- [CHALLENGE]: Find the line containing "Transcribe this image's". Quote it and every line after it, exactly, through the end; skip pictures.

- [GIVEN DATA]:
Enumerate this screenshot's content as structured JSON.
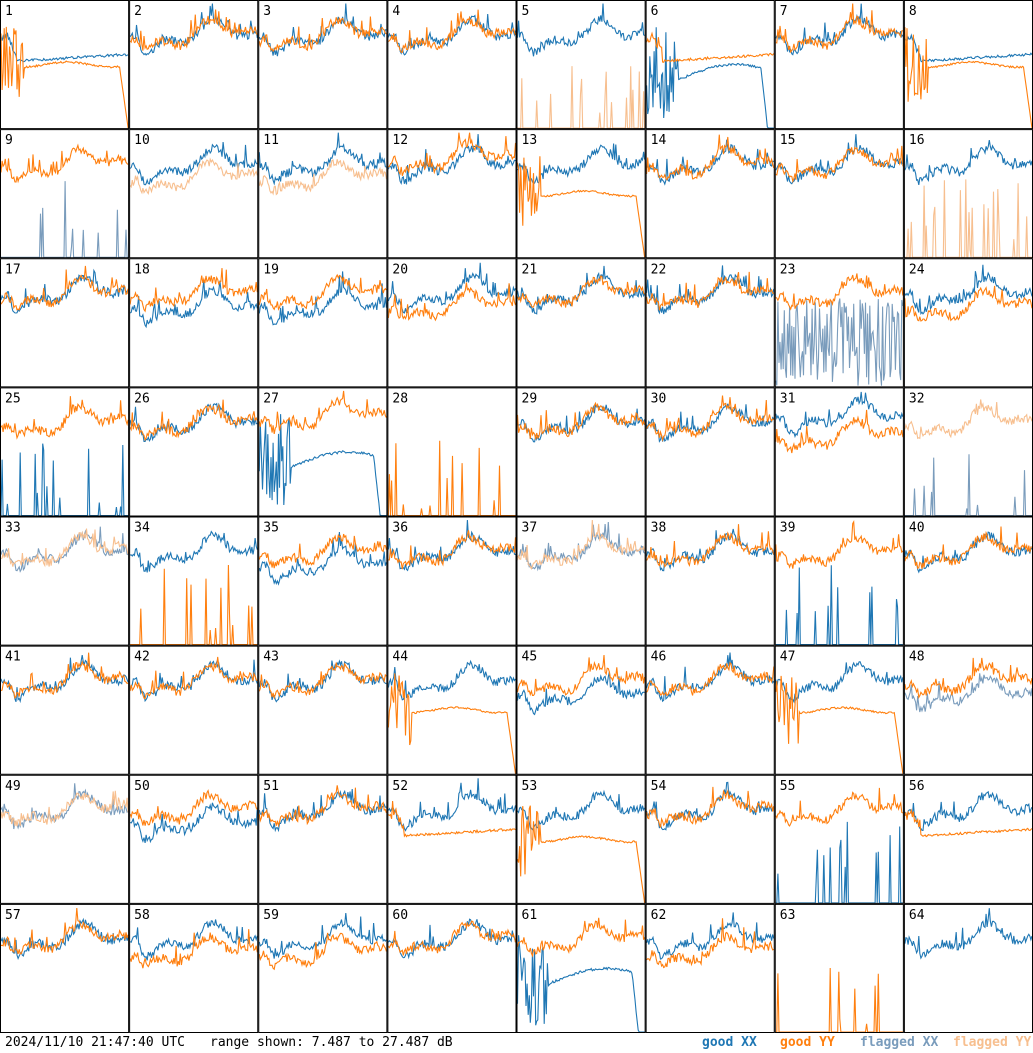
{
  "timestamp": "2024/11/10 21:47:40 UTC",
  "range_text": "range shown: 7.487 to 27.487 dB",
  "legend": [
    {
      "label": "good XX",
      "color": "#1f77b4"
    },
    {
      "label": "good YY",
      "color": "#ff7f0e"
    },
    {
      "label": "flagged XX",
      "color": "#7a9cbc"
    },
    {
      "label": "flagged YY",
      "color": "#f7bf8f"
    }
  ],
  "colors": {
    "good_xx": "#1f77b4",
    "good_yy": "#ff7f0e",
    "flagged_xx": "#7a9cbc",
    "flagged_yy": "#f7bf8f",
    "border": "#000000"
  },
  "chart_data": {
    "type": "line",
    "grid": {
      "rows": 8,
      "cols": 8
    },
    "x_unit": "frequency channel (unlabeled)",
    "ylim": [
      7.487,
      27.487
    ],
    "y_unit": "dB",
    "series_names": [
      "good XX",
      "good YY",
      "flagged XX",
      "flagged YY"
    ],
    "panels": [
      {
        "id": "1",
        "xx": "good",
        "yy": "good",
        "xx_pattern": "dip",
        "yy_pattern": "falloff"
      },
      {
        "id": "2",
        "xx": "good",
        "yy": "good",
        "xx_pattern": "normal",
        "yy_pattern": "normal"
      },
      {
        "id": "3",
        "xx": "good",
        "yy": "good",
        "xx_pattern": "normal",
        "yy_pattern": "normal"
      },
      {
        "id": "4",
        "xx": "good",
        "yy": "good",
        "xx_pattern": "normal",
        "yy_pattern": "normal"
      },
      {
        "id": "5",
        "xx": "good",
        "yy": "flagged",
        "xx_pattern": "normal",
        "yy_pattern": "spikes"
      },
      {
        "id": "6",
        "xx": "good",
        "yy": "good",
        "xx_pattern": "broken",
        "yy_pattern": "dip"
      },
      {
        "id": "7",
        "xx": "good",
        "yy": "good",
        "xx_pattern": "normal",
        "yy_pattern": "normal"
      },
      {
        "id": "8",
        "xx": "good",
        "yy": "good",
        "xx_pattern": "dip",
        "yy_pattern": "falloff"
      },
      {
        "id": "9",
        "xx": "flagged",
        "yy": "good",
        "xx_pattern": "spikes",
        "yy_pattern": "normal"
      },
      {
        "id": "10",
        "xx": "good",
        "yy": "flagged",
        "xx_pattern": "normal",
        "yy_pattern": "low"
      },
      {
        "id": "11",
        "xx": "good",
        "yy": "flagged",
        "xx_pattern": "normal",
        "yy_pattern": "low"
      },
      {
        "id": "12",
        "xx": "good",
        "yy": "good",
        "xx_pattern": "normal",
        "yy_pattern": "high"
      },
      {
        "id": "13",
        "xx": "good",
        "yy": "good",
        "xx_pattern": "normal",
        "yy_pattern": "falloff"
      },
      {
        "id": "14",
        "xx": "good",
        "yy": "good",
        "xx_pattern": "normal",
        "yy_pattern": "normal"
      },
      {
        "id": "15",
        "xx": "good",
        "yy": "good",
        "xx_pattern": "normal",
        "yy_pattern": "normal"
      },
      {
        "id": "16",
        "xx": "good",
        "yy": "flagged",
        "xx_pattern": "normal",
        "yy_pattern": "spikes"
      },
      {
        "id": "17",
        "xx": "good",
        "yy": "good",
        "xx_pattern": "normal",
        "yy_pattern": "normal"
      },
      {
        "id": "18",
        "xx": "good",
        "yy": "good",
        "xx_pattern": "low",
        "yy_pattern": "normal"
      },
      {
        "id": "19",
        "xx": "good",
        "yy": "good",
        "xx_pattern": "low",
        "yy_pattern": "normal"
      },
      {
        "id": "20",
        "xx": "good",
        "yy": "good",
        "xx_pattern": "normal",
        "yy_pattern": "low"
      },
      {
        "id": "21",
        "xx": "good",
        "yy": "good",
        "xx_pattern": "normal",
        "yy_pattern": "normal"
      },
      {
        "id": "22",
        "xx": "good",
        "yy": "good",
        "xx_pattern": "normal",
        "yy_pattern": "normal"
      },
      {
        "id": "23",
        "xx": "flagged",
        "yy": "good",
        "xx_pattern": "noise",
        "yy_pattern": "normal"
      },
      {
        "id": "24",
        "xx": "good",
        "yy": "good",
        "xx_pattern": "normal",
        "yy_pattern": "low"
      },
      {
        "id": "25",
        "xx": "good",
        "yy": "good",
        "xx_pattern": "spikes",
        "yy_pattern": "normal"
      },
      {
        "id": "26",
        "xx": "good",
        "yy": "good",
        "xx_pattern": "normal",
        "yy_pattern": "normal"
      },
      {
        "id": "27",
        "xx": "good",
        "yy": "good",
        "xx_pattern": "broken",
        "yy_pattern": "high"
      },
      {
        "id": "28",
        "xx": "good",
        "yy": "good",
        "xx_pattern": "none",
        "yy_pattern": "spikes"
      },
      {
        "id": "29",
        "xx": "good",
        "yy": "good",
        "xx_pattern": "normal",
        "yy_pattern": "normal"
      },
      {
        "id": "30",
        "xx": "good",
        "yy": "good",
        "xx_pattern": "normal",
        "yy_pattern": "normal"
      },
      {
        "id": "31",
        "xx": "good",
        "yy": "good",
        "xx_pattern": "high",
        "yy_pattern": "low"
      },
      {
        "id": "32",
        "xx": "flagged",
        "yy": "flagged",
        "xx_pattern": "spikes",
        "yy_pattern": "normal"
      },
      {
        "id": "33",
        "xx": "flagged",
        "yy": "flagged",
        "xx_pattern": "normal",
        "yy_pattern": "normal"
      },
      {
        "id": "34",
        "xx": "good",
        "yy": "good",
        "xx_pattern": "normal",
        "yy_pattern": "spikes"
      },
      {
        "id": "35",
        "xx": "good",
        "yy": "good",
        "xx_pattern": "low",
        "yy_pattern": "normal"
      },
      {
        "id": "36",
        "xx": "good",
        "yy": "good",
        "xx_pattern": "normal",
        "yy_pattern": "normal"
      },
      {
        "id": "37",
        "xx": "flagged",
        "yy": "flagged",
        "xx_pattern": "normal",
        "yy_pattern": "normal"
      },
      {
        "id": "38",
        "xx": "good",
        "yy": "good",
        "xx_pattern": "normal",
        "yy_pattern": "normal"
      },
      {
        "id": "39",
        "xx": "good",
        "yy": "good",
        "xx_pattern": "spikes",
        "yy_pattern": "normal"
      },
      {
        "id": "40",
        "xx": "good",
        "yy": "good",
        "xx_pattern": "normal",
        "yy_pattern": "normal"
      },
      {
        "id": "41",
        "xx": "good",
        "yy": "good",
        "xx_pattern": "normal",
        "yy_pattern": "normal"
      },
      {
        "id": "42",
        "xx": "good",
        "yy": "good",
        "xx_pattern": "normal",
        "yy_pattern": "normal"
      },
      {
        "id": "43",
        "xx": "good",
        "yy": "good",
        "xx_pattern": "normal",
        "yy_pattern": "normal"
      },
      {
        "id": "44",
        "xx": "good",
        "yy": "good",
        "xx_pattern": "normal",
        "yy_pattern": "falloff"
      },
      {
        "id": "45",
        "xx": "good",
        "yy": "good",
        "xx_pattern": "low",
        "yy_pattern": "normal"
      },
      {
        "id": "46",
        "xx": "good",
        "yy": "good",
        "xx_pattern": "normal",
        "yy_pattern": "normal"
      },
      {
        "id": "47",
        "xx": "good",
        "yy": "good",
        "xx_pattern": "normal",
        "yy_pattern": "falloff"
      },
      {
        "id": "48",
        "xx": "flagged",
        "yy": "good",
        "xx_pattern": "low",
        "yy_pattern": "normal"
      },
      {
        "id": "49",
        "xx": "flagged",
        "yy": "flagged",
        "xx_pattern": "normal",
        "yy_pattern": "normal"
      },
      {
        "id": "50",
        "xx": "good",
        "yy": "good",
        "xx_pattern": "low",
        "yy_pattern": "normal"
      },
      {
        "id": "51",
        "xx": "good",
        "yy": "good",
        "xx_pattern": "normal",
        "yy_pattern": "normal"
      },
      {
        "id": "52",
        "xx": "good",
        "yy": "good",
        "xx_pattern": "normal",
        "yy_pattern": "dip"
      },
      {
        "id": "53",
        "xx": "good",
        "yy": "good",
        "xx_pattern": "normal",
        "yy_pattern": "falloff"
      },
      {
        "id": "54",
        "xx": "good",
        "yy": "good",
        "xx_pattern": "normal",
        "yy_pattern": "normal"
      },
      {
        "id": "55",
        "xx": "good",
        "yy": "good",
        "xx_pattern": "spikes",
        "yy_pattern": "normal"
      },
      {
        "id": "56",
        "xx": "good",
        "yy": "good",
        "xx_pattern": "normal",
        "yy_pattern": "dip"
      },
      {
        "id": "57",
        "xx": "good",
        "yy": "good",
        "xx_pattern": "normal",
        "yy_pattern": "normal"
      },
      {
        "id": "58",
        "xx": "good",
        "yy": "good",
        "xx_pattern": "normal",
        "yy_pattern": "low"
      },
      {
        "id": "59",
        "xx": "good",
        "yy": "good",
        "xx_pattern": "normal",
        "yy_pattern": "low"
      },
      {
        "id": "60",
        "xx": "good",
        "yy": "good",
        "xx_pattern": "normal",
        "yy_pattern": "normal"
      },
      {
        "id": "61",
        "xx": "good",
        "yy": "good",
        "xx_pattern": "broken",
        "yy_pattern": "normal"
      },
      {
        "id": "62",
        "xx": "good",
        "yy": "good",
        "xx_pattern": "normal",
        "yy_pattern": "low"
      },
      {
        "id": "63",
        "xx": "good",
        "yy": "good",
        "xx_pattern": "none",
        "yy_pattern": "spikes"
      },
      {
        "id": "64",
        "xx": "good",
        "yy": "good",
        "xx_pattern": "normal",
        "yy_pattern": "none"
      }
    ]
  }
}
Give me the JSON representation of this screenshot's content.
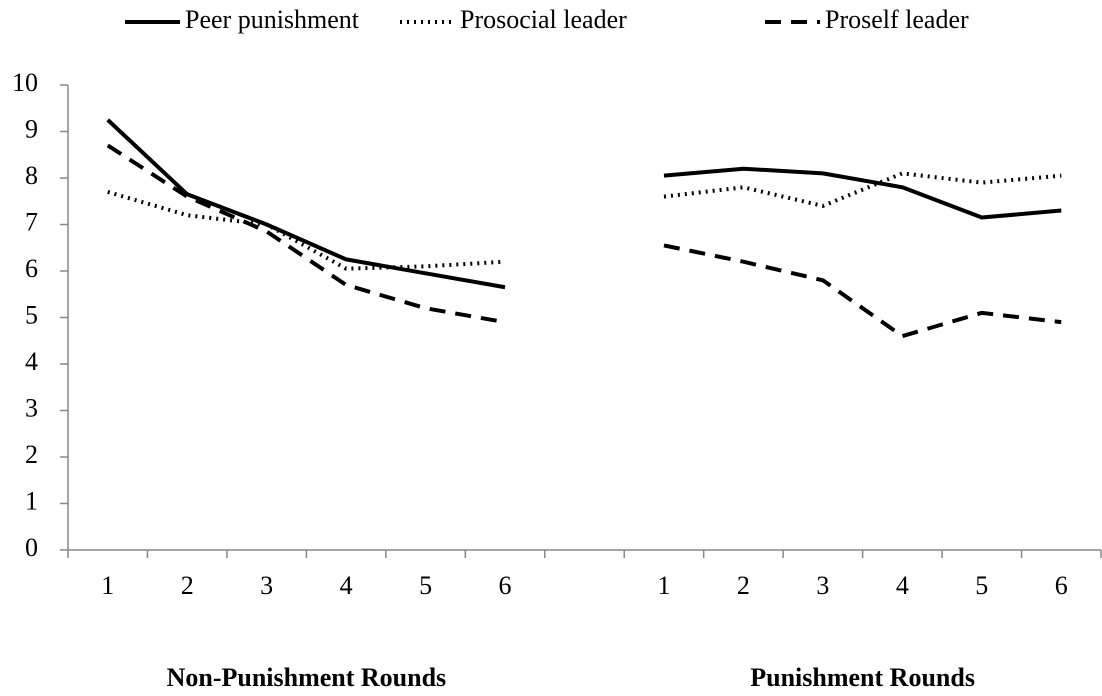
{
  "chart_data": {
    "type": "line",
    "categories": [
      "1",
      "2",
      "3",
      "4",
      "5",
      "6",
      null,
      "1",
      "2",
      "3",
      "4",
      "5",
      "6"
    ],
    "group_labels": [
      "Non-Punishment Rounds",
      "Punishment Rounds"
    ],
    "series": [
      {
        "name": "Peer punishment",
        "color": "#000000",
        "dash": "solid",
        "values": [
          9.25,
          7.65,
          7.0,
          6.25,
          5.95,
          5.65,
          null,
          8.05,
          8.2,
          8.1,
          7.8,
          7.15,
          7.3
        ]
      },
      {
        "name": "Prosocial leader",
        "color": "#000000",
        "dash": "dotted",
        "values": [
          7.7,
          7.2,
          7.0,
          6.05,
          6.1,
          6.2,
          null,
          7.6,
          7.8,
          7.4,
          8.1,
          7.9,
          8.05
        ]
      },
      {
        "name": "Proself leader",
        "color": "#000000",
        "dash": "dashed",
        "values": [
          8.7,
          7.6,
          6.85,
          5.7,
          5.2,
          4.9,
          null,
          6.55,
          6.2,
          5.8,
          4.6,
          5.1,
          4.9
        ]
      }
    ],
    "ylim": [
      0,
      10
    ],
    "yticks": [
      0,
      1,
      2,
      3,
      4,
      5,
      6,
      7,
      8,
      9,
      10
    ],
    "legend": "top"
  }
}
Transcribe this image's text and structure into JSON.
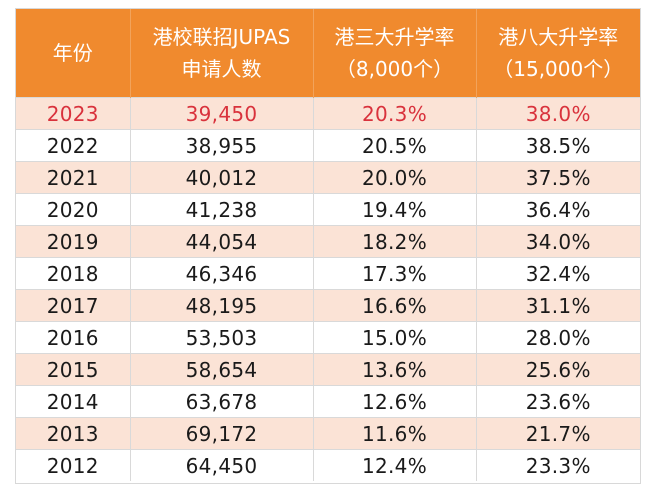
{
  "headers": [
    [
      "年份"
    ],
    [
      "港校联招JUPAS",
      "申请人数"
    ],
    [
      "港三大升学率",
      "（8,000个）"
    ],
    [
      "港八大升学率",
      "（15,000个）"
    ]
  ],
  "rows": [
    [
      "2023",
      "39,450",
      "20.3%",
      "38.0%"
    ],
    [
      "2022",
      "38,955",
      "20.5%",
      "38.5%"
    ],
    [
      "2021",
      "40,012",
      "20.0%",
      "37.5%"
    ],
    [
      "2020",
      "41,238",
      "19.4%",
      "36.4%"
    ],
    [
      "2019",
      "44,054",
      "18.2%",
      "34.0%"
    ],
    [
      "2018",
      "46,346",
      "17.3%",
      "32.4%"
    ],
    [
      "2017",
      "48,195",
      "16.6%",
      "31.1%"
    ],
    [
      "2016",
      "53,503",
      "15.0%",
      "28.0%"
    ],
    [
      "2015",
      "58,654",
      "13.6%",
      "25.6%"
    ],
    [
      "2014",
      "63,678",
      "12.6%",
      "23.6%"
    ],
    [
      "2013",
      "69,172",
      "11.6%",
      "21.7%"
    ],
    [
      "2012",
      "64,450",
      "12.4%",
      "23.3%"
    ]
  ],
  "colors": {
    "header_bg": "#f08a2e",
    "alt_row_bg": "#fbe3d6",
    "highlight_text": "#d9323c"
  }
}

- [RESULT FOR THIS TASK]:
Transcribe this image's text and structure into JSON.
{
  "headers": [
    [
      "年份"
    ],
    [
      "港校联招JUPAS",
      "申请人数"
    ],
    [
      "港三大升学率",
      "（8,000个）"
    ],
    [
      "港八大升学率",
      "（15,000个）"
    ]
  ],
  "rows": [
    [
      "2023",
      "39,450",
      "20.3%",
      "38.0%"
    ],
    [
      "2022",
      "38,955",
      "20.5%",
      "38.5%"
    ],
    [
      "2021",
      "40,012",
      "20.0%",
      "37.5%"
    ],
    [
      "2020",
      "41,238",
      "19.4%",
      "36.4%"
    ],
    [
      "2019",
      "44,054",
      "18.2%",
      "34.0%"
    ],
    [
      "2018",
      "46,346",
      "17.3%",
      "32.4%"
    ],
    [
      "2017",
      "48,195",
      "16.6%",
      "31.1%"
    ],
    [
      "2016",
      "53,503",
      "15.0%",
      "28.0%"
    ],
    [
      "2015",
      "58,654",
      "13.6%",
      "25.6%"
    ],
    [
      "2014",
      "63,678",
      "12.6%",
      "23.6%"
    ],
    [
      "2013",
      "69,172",
      "11.6%",
      "21.7%"
    ],
    [
      "2012",
      "64,450",
      "12.4%",
      "23.3%"
    ]
  ],
  "colors": {
    "header_bg": "#f08a2e",
    "alt_row_bg": "#fbe3d6",
    "highlight_text": "#d9323c"
  }
}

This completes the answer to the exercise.